**Work required:**
Search the entries below. Return every line that has "color" in it.

Items from a data source

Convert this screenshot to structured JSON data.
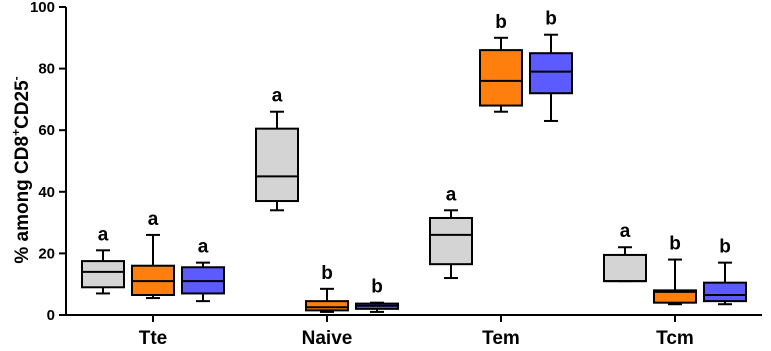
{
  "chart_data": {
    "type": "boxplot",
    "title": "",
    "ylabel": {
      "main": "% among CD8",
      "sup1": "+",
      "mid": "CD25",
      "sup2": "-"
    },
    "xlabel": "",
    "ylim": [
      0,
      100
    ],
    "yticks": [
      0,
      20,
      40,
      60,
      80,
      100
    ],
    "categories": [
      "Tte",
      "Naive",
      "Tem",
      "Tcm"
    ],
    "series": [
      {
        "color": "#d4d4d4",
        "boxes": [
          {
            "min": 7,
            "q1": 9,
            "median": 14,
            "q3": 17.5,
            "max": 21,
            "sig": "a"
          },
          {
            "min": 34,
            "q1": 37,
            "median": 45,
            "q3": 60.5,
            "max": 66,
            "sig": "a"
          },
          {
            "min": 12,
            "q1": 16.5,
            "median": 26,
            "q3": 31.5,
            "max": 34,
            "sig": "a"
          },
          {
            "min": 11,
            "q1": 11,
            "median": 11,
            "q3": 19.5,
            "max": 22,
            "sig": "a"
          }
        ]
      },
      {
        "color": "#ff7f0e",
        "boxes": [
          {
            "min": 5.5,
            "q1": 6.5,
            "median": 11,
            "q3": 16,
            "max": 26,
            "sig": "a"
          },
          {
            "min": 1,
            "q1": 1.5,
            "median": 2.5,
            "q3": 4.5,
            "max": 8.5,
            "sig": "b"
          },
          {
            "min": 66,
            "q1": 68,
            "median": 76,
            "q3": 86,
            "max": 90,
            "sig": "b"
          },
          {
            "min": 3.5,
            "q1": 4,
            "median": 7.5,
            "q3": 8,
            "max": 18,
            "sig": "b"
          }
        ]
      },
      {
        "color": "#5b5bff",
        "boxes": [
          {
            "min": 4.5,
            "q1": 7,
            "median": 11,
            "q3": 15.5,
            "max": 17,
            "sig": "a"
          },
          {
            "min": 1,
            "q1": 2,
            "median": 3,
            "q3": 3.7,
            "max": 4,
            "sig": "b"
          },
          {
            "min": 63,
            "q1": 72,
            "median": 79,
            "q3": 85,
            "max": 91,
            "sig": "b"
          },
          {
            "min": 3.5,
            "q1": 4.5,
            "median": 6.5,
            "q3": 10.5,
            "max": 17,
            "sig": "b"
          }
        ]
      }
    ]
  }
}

**Output of the task:**
        "color": "#d4d4d4",
        "color": "#ff7f0e",
        "color": "#5b5bff",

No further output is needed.